What to work on: Look through the lines below and extract each one that contains "name".

Entries shown:
- - - -

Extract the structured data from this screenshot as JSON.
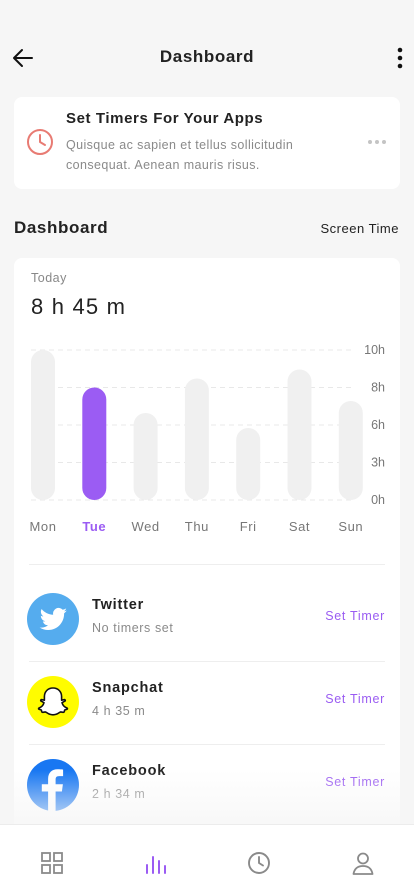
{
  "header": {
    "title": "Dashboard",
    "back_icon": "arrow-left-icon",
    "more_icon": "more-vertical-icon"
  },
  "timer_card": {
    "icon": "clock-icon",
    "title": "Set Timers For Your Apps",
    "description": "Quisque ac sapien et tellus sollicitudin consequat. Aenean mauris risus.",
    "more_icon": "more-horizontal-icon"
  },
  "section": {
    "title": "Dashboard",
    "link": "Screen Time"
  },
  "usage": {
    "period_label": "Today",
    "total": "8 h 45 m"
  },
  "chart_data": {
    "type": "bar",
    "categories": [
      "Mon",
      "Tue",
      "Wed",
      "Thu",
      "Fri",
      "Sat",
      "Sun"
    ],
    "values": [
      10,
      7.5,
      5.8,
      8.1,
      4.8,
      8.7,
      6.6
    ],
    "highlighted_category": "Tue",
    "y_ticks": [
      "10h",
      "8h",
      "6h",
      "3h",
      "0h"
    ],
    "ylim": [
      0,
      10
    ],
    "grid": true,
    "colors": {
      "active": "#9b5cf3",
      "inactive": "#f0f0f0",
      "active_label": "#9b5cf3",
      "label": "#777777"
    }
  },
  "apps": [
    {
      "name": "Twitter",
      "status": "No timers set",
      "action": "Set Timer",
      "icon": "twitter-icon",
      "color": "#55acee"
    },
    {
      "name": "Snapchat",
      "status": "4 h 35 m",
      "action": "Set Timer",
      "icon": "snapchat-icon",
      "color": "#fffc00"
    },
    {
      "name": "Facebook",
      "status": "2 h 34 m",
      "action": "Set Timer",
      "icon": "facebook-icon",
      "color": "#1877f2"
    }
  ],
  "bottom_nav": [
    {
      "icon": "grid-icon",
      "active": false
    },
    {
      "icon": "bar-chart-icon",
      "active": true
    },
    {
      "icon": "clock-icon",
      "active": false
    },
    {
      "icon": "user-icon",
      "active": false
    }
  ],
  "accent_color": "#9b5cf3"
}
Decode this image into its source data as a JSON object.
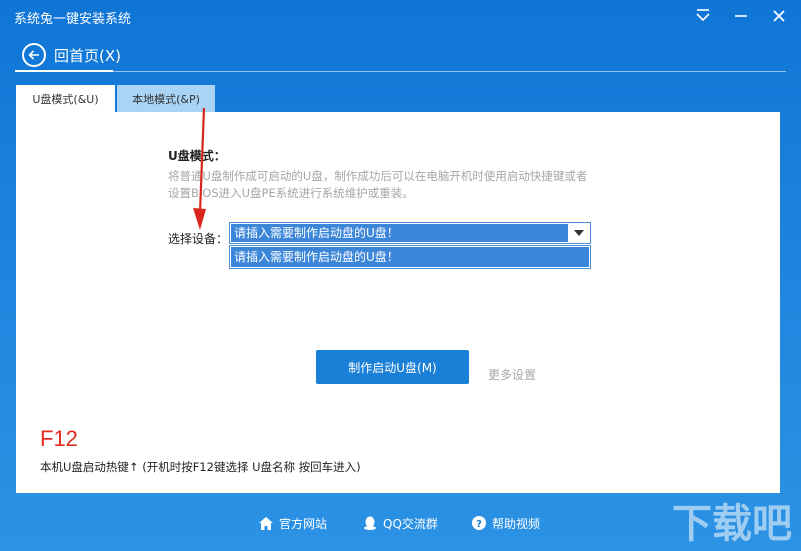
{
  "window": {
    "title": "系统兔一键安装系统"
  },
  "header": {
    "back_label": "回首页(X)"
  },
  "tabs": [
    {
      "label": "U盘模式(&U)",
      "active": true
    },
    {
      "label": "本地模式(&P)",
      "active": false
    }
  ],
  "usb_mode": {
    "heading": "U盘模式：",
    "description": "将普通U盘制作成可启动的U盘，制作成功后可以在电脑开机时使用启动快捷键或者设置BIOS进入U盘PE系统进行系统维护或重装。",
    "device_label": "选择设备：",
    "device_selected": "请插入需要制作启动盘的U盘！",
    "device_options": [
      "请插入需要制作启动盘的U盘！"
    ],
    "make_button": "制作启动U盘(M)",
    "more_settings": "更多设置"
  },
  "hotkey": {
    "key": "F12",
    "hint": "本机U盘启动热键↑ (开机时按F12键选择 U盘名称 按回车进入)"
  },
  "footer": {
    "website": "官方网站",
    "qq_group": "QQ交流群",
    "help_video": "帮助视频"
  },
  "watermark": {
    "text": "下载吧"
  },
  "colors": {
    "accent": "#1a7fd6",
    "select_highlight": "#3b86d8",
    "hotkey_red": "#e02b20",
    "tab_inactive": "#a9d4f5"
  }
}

- - - -

Output below:
      "name": "Twitter",
      "name": "Snapchat",
      "name": "Facebook",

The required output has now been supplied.